## Work to do
Check each line of the material below, and copy it if it holds the string "range".

## Source material
══════
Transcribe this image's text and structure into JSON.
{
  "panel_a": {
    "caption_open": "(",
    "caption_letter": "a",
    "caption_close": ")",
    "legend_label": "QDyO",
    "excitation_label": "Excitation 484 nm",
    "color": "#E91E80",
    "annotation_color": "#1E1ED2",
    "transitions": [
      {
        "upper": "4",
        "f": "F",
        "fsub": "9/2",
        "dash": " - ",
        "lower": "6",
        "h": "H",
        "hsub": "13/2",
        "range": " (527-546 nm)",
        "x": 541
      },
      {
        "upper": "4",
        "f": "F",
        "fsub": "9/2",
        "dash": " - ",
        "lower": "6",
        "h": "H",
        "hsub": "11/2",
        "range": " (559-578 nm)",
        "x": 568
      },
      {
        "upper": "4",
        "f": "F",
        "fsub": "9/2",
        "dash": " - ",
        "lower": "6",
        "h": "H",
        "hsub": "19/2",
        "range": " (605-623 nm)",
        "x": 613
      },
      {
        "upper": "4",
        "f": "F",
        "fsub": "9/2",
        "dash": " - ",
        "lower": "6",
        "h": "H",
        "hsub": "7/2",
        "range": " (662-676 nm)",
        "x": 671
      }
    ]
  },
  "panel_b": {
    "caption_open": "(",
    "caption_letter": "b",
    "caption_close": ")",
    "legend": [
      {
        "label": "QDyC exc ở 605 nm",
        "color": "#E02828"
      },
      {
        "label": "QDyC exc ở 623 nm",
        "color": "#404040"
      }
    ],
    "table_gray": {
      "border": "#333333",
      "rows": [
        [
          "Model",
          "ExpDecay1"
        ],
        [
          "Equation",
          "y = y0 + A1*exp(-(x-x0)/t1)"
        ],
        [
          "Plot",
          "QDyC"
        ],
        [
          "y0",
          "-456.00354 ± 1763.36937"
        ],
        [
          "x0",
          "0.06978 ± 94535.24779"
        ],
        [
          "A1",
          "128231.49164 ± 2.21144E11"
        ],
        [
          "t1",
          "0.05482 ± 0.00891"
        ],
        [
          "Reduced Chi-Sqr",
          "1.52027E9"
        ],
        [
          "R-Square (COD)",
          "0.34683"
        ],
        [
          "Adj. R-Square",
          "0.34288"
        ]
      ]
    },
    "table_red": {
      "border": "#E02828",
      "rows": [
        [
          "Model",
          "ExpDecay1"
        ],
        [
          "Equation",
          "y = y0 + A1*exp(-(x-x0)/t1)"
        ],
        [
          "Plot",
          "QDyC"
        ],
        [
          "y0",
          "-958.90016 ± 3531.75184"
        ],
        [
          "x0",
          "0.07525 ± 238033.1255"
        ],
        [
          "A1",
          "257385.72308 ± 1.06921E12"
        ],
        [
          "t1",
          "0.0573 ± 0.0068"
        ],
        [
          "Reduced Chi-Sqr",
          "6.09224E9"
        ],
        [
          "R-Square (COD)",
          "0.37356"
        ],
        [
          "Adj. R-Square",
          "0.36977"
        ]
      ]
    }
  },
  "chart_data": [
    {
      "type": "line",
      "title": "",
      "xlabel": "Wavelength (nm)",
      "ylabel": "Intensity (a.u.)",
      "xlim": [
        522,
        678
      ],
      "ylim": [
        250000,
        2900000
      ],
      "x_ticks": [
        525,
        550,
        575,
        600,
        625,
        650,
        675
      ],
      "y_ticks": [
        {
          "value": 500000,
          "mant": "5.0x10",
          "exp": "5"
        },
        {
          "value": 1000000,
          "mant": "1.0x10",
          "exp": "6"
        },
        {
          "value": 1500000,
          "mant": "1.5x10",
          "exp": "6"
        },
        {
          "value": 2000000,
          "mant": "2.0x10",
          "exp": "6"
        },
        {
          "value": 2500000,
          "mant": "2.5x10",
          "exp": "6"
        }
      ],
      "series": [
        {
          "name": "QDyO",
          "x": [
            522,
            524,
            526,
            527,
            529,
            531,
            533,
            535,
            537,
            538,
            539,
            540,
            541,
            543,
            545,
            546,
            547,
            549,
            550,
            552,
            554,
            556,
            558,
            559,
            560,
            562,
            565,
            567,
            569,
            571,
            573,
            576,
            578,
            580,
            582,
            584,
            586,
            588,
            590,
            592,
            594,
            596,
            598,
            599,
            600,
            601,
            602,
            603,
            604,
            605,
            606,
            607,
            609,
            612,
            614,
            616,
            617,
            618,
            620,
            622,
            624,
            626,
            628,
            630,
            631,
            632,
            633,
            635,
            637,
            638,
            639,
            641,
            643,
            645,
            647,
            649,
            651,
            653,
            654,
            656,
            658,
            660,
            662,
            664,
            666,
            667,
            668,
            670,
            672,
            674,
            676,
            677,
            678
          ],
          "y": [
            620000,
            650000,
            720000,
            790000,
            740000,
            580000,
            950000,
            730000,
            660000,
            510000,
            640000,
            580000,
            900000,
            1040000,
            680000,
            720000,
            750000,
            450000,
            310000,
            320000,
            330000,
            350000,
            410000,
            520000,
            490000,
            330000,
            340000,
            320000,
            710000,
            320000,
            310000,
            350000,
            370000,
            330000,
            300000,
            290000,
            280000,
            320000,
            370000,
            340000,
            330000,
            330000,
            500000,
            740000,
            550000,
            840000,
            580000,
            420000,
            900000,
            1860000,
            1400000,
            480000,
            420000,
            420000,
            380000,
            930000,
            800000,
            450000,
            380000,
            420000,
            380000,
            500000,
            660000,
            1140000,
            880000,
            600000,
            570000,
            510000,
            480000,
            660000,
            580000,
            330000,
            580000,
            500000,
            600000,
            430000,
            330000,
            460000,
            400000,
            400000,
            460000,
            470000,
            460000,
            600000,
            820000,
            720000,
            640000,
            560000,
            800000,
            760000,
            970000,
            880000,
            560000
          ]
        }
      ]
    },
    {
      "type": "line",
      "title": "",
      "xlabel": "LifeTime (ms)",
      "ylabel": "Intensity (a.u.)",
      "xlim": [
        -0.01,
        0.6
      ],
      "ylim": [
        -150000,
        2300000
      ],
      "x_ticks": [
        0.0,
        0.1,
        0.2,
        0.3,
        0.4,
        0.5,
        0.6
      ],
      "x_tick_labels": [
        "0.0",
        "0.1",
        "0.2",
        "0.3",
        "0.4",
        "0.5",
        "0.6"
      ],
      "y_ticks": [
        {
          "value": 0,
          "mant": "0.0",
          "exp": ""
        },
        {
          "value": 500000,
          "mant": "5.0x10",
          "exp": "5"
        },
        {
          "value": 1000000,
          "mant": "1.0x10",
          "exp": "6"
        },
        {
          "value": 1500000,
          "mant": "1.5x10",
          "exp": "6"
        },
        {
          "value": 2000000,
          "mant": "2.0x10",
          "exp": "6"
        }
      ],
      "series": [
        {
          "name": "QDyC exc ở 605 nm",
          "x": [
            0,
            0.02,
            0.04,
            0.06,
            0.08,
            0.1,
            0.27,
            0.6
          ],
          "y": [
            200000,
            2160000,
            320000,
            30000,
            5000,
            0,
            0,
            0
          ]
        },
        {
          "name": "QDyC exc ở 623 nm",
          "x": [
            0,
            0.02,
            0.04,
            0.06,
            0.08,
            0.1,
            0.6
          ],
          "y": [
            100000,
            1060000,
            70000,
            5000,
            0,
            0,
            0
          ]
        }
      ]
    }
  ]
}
══════
## Full answer
        "range": " (527-546 nm)",
        "range": " (559-578 nm)",
        "range": " (605-623 nm)",
        "range": " (662-676 nm)",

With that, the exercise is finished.